__Prompt__.
Seek out every line containing the word "ffffff", and copy each.

(Extracted data entries)
· · · ·

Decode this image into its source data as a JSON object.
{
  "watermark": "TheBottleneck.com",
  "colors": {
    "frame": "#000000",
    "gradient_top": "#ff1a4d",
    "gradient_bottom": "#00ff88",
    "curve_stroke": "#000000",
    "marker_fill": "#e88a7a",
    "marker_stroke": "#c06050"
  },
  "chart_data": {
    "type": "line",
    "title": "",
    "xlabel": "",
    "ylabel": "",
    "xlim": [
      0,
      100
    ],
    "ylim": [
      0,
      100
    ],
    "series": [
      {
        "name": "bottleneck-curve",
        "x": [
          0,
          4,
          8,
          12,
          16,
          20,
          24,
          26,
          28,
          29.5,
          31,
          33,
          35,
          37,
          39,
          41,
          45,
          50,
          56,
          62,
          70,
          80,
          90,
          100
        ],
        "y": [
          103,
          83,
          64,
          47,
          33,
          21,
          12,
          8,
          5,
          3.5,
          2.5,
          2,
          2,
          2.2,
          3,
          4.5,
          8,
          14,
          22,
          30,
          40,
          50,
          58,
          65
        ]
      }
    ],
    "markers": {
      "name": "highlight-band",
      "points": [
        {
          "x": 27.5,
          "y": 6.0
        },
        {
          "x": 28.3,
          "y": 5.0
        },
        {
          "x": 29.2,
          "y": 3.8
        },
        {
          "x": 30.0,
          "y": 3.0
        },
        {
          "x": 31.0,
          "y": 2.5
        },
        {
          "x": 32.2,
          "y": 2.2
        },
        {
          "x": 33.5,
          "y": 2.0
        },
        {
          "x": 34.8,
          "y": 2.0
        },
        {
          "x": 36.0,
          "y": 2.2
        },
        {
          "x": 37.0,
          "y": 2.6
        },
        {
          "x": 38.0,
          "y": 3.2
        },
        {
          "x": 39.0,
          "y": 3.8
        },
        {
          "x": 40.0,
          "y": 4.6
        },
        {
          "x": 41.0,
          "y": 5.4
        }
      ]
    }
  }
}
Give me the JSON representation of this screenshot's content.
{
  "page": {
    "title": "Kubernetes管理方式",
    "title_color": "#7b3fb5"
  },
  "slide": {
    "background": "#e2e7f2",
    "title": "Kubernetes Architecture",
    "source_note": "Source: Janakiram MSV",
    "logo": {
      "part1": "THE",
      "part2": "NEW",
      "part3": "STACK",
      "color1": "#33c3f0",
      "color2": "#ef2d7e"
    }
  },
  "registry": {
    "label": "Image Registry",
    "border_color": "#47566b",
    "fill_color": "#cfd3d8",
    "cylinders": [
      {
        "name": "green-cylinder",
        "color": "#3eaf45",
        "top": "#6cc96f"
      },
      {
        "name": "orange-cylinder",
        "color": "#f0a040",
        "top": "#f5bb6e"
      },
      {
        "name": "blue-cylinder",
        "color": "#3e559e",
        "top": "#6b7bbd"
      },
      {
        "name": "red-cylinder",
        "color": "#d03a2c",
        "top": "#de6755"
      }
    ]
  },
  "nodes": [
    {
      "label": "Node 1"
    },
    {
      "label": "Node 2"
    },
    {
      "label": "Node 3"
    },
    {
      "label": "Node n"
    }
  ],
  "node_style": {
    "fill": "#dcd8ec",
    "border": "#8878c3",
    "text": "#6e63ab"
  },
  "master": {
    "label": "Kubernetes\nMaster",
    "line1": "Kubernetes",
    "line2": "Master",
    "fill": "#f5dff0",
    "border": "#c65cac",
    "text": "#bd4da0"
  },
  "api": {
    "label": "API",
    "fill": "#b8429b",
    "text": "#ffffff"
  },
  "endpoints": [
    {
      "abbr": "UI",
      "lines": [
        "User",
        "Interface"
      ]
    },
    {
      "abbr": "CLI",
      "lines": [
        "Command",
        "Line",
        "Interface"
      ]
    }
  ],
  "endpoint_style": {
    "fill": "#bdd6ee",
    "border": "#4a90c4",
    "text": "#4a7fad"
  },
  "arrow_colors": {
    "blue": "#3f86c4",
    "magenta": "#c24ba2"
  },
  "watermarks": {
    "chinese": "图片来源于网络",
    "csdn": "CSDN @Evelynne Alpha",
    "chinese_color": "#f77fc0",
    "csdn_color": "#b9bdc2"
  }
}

· · · ·

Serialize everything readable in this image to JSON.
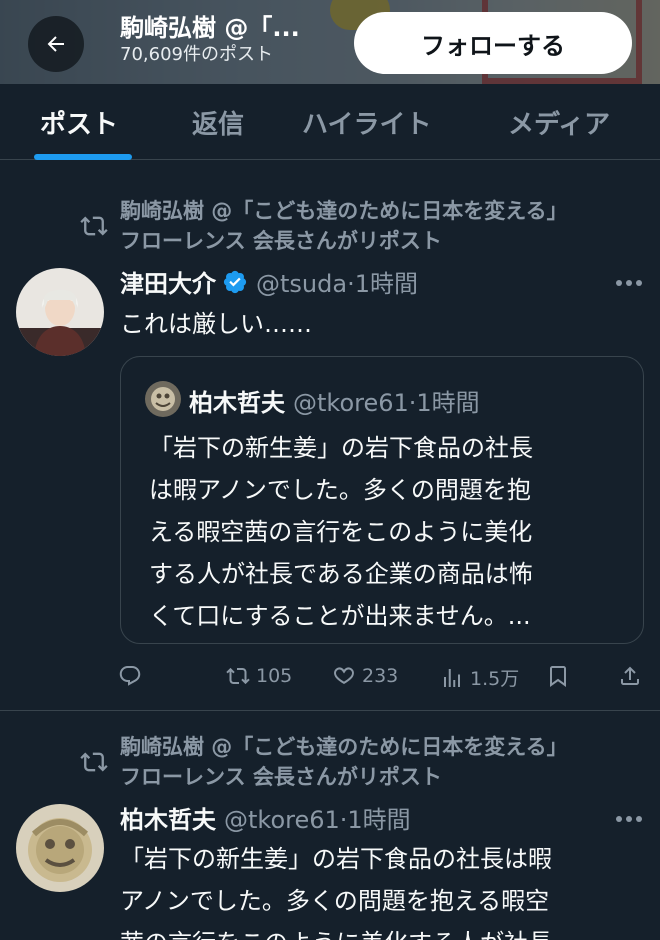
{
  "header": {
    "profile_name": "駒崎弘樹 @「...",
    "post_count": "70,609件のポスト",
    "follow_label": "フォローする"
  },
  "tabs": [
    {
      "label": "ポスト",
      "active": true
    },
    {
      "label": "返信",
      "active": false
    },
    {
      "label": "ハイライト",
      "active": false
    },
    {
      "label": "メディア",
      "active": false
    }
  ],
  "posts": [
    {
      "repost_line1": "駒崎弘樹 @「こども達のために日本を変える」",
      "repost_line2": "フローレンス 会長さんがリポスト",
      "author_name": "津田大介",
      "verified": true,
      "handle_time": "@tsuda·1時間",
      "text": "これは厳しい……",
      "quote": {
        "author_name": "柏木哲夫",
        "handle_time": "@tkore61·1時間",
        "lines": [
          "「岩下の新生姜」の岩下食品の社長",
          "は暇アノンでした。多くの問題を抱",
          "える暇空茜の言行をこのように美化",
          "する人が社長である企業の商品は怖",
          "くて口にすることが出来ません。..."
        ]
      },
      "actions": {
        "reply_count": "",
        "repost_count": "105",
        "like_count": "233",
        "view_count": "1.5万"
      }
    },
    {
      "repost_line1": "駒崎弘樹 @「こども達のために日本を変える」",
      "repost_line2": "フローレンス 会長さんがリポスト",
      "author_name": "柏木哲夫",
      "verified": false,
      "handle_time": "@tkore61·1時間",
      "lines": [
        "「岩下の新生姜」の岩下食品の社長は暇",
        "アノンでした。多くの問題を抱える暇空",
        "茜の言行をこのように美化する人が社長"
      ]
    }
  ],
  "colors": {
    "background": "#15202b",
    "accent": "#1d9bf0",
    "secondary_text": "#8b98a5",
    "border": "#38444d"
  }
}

· · · ·

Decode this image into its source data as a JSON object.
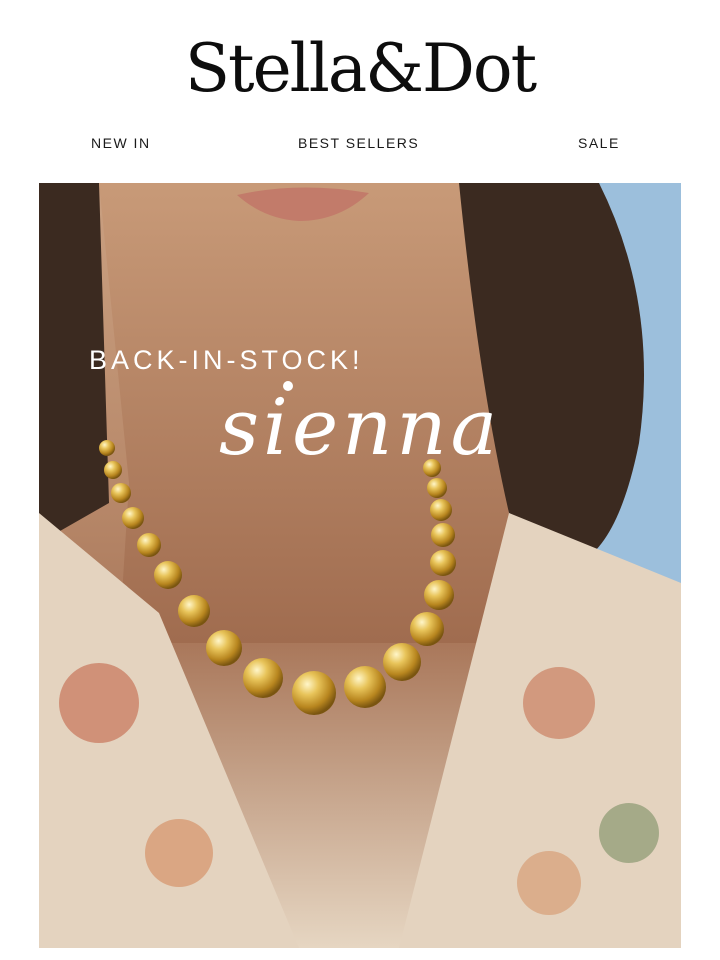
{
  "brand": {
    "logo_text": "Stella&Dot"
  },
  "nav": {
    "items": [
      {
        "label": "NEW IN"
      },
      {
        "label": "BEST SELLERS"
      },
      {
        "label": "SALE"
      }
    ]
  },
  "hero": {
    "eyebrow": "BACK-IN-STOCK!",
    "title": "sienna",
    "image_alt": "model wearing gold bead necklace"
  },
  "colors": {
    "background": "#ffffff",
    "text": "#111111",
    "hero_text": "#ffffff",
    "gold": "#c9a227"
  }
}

· · · ·

__Written solution__.
    "text": "#ffffff"
    "background": "#ffffff",
    "hero_text": "#ffffff",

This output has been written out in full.